PROVIDED TEXT:
* * *
However, state-of-the-art detectors are becoming more expensive due to the increased computational
cost to execute the larger models [11]. For this reason, we tested EfficientDet, a family of object detector
models able to achieve high accuracy and efficiency even when deployed on limited hardware. After
tests on a Xiaomi Redmi 9 (a mid-range device released in 2020), we chose to carry out the training
using version 2 of the model, because it offered a good balance between training time, accuracy, and
detection speed. We constructed a prototype dataset of some common IoT devices and house objects,
by downloading annotated pictures from OpenImages4, and taking photos and annotating them using
LabelImg5 for objects not present in the aforementioned source. The downloaded training images were
limited to 500 per object, while the training photos shooted were less than 150 per object. The training
lasts around 5 hours on a pc with an Nvidia RTX graphic card, with a resulting average precision
(COCO version) of 0.65 (between 0.79 and 0.88 on the objects with captured photos, lower on the
OpenImages pictures).
* * *
Raw records:
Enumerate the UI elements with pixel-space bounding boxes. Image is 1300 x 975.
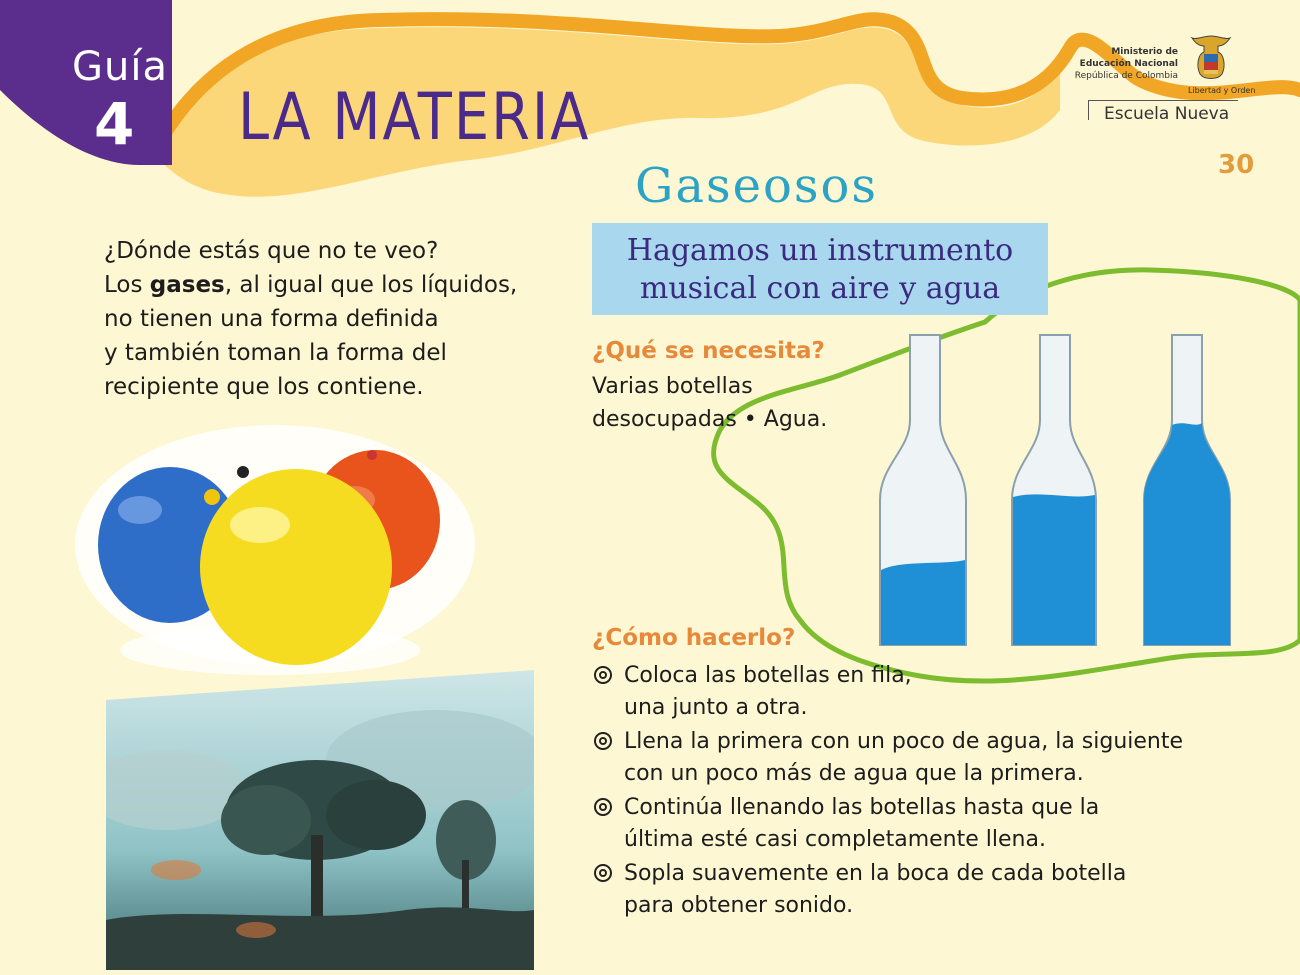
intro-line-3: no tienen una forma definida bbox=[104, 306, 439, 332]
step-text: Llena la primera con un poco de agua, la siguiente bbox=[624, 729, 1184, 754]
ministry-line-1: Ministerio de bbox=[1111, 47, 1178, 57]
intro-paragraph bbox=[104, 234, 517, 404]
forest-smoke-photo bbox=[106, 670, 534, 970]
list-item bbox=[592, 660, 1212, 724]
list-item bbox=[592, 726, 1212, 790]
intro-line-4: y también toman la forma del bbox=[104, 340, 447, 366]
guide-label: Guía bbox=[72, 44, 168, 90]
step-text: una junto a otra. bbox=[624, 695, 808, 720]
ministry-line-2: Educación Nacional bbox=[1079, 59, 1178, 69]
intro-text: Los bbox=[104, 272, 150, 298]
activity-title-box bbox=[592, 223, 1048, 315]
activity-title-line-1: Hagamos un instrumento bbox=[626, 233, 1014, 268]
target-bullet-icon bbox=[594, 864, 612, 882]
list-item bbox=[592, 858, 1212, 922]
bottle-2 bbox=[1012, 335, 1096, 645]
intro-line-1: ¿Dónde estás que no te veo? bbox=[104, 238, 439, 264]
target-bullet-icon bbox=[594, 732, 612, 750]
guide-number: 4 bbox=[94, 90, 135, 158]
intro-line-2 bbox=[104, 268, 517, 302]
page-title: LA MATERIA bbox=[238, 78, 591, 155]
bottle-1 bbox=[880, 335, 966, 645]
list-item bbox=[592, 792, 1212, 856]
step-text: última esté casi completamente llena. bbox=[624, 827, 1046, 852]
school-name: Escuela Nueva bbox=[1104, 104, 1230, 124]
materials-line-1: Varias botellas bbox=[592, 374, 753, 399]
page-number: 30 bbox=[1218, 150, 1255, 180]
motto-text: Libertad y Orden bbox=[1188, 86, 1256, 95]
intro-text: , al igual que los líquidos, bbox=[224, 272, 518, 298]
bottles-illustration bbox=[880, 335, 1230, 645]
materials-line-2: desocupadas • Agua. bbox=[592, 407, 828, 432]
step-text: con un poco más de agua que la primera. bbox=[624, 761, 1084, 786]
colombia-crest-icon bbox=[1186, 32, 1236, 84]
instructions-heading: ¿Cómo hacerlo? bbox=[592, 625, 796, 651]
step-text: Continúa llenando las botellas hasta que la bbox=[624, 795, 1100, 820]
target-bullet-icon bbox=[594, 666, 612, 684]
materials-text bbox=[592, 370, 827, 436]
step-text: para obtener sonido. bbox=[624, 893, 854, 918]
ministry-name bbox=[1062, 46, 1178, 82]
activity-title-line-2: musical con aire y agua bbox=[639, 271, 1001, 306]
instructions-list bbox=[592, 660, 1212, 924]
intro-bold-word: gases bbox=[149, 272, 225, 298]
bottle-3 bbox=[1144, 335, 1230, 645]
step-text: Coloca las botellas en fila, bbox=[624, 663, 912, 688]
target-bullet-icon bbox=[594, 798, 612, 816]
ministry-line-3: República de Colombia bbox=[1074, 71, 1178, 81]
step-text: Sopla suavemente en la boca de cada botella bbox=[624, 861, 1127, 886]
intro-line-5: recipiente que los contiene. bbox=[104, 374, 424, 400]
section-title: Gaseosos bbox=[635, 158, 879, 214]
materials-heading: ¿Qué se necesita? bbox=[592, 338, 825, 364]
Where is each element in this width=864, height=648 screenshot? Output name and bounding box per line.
* * *
REQUIRED TASKS:
(1) In the object detection text, on which phone were the EfficientDet tests carried out?
(2) According to the object detection text, what three qualities did version 2 of the model balance well, leading to its choice for training?
(3) Translate this sentence from the object detection text into Spanish: "For this reason, we tested EfficientDet, a family of object detector models able to achieve high accuracy and efficiency even when deployed on limited hardware."

SOLUTIONS IN ORDER:
(1) A Xiaomi Redmi 9

(2) Training time, accuracy, and detection speed

(3) Por esta razón, probamos EfficientDet, una familia de modelos de detección de objetos capaces de lograr una alta precisión y eficiencia incluso cuando se implementan en hardware limitado.